Job:
Extract and list every line that contains the word "their".

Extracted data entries
^^^^
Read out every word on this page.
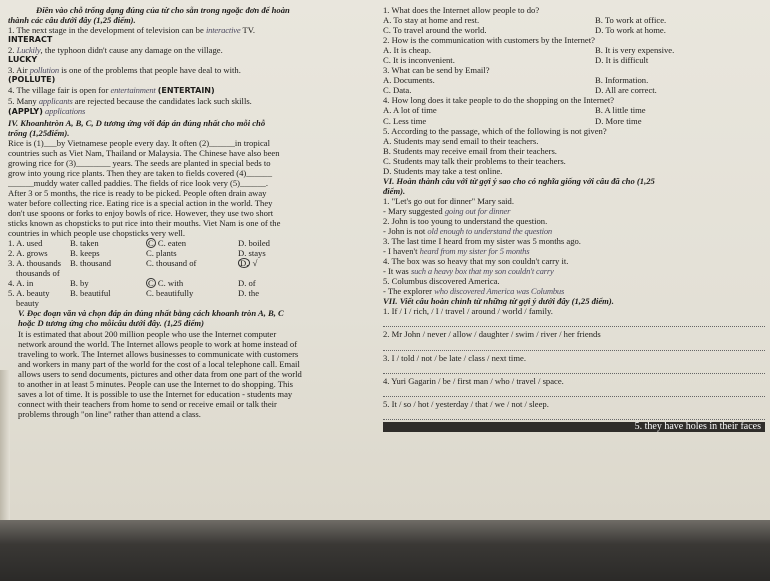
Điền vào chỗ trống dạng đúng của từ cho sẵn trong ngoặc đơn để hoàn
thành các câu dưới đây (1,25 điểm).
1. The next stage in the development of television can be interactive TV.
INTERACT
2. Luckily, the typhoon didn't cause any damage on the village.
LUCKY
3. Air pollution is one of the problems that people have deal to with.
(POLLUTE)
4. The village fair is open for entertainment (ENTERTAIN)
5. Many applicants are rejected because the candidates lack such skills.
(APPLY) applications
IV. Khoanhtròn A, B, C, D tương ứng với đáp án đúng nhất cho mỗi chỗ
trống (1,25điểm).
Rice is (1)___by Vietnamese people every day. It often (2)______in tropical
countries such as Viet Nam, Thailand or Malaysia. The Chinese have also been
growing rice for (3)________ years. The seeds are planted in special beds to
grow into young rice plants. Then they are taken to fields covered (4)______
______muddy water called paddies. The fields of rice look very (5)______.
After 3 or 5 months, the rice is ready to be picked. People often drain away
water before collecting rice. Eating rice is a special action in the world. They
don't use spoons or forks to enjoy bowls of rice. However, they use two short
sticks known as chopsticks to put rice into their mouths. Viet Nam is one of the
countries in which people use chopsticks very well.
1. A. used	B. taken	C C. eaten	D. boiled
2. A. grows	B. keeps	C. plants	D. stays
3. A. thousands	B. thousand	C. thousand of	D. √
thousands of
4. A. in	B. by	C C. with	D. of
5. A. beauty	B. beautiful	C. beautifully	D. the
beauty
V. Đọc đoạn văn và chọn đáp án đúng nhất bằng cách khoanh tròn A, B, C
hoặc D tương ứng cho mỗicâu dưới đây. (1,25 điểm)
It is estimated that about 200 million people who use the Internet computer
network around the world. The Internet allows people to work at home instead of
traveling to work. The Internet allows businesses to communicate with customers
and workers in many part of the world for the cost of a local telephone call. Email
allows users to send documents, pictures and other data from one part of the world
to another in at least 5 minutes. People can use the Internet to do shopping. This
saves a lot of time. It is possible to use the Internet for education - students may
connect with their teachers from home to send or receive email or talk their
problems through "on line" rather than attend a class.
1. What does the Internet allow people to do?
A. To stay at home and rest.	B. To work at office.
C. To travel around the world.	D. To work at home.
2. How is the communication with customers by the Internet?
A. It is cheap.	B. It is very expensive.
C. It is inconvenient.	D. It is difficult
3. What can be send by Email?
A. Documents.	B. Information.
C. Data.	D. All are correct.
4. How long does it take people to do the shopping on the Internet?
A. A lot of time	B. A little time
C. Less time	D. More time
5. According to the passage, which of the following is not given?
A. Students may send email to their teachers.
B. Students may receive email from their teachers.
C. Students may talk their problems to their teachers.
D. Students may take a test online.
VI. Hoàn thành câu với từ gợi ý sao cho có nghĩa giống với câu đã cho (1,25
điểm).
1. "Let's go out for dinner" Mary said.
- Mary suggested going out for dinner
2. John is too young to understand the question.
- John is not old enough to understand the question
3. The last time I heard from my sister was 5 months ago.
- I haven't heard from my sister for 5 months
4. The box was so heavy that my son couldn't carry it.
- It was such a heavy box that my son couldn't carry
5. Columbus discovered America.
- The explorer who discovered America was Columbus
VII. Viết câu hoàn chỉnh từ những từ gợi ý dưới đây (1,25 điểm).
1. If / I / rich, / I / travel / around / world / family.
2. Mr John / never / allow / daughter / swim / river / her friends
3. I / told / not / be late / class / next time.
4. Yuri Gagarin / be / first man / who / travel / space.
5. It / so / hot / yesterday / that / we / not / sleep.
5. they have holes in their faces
^^^^
Answer to this exercise:
sticks known as chopsticks to put rice into their mouths. Viet Nam is one of the
connect with their teachers from home to send or receive email or talk their
A. Students may send email to their teachers.
B. Students may receive email from their teachers.
C. Students may talk their problems to their teachers.
5. they have holes in their faces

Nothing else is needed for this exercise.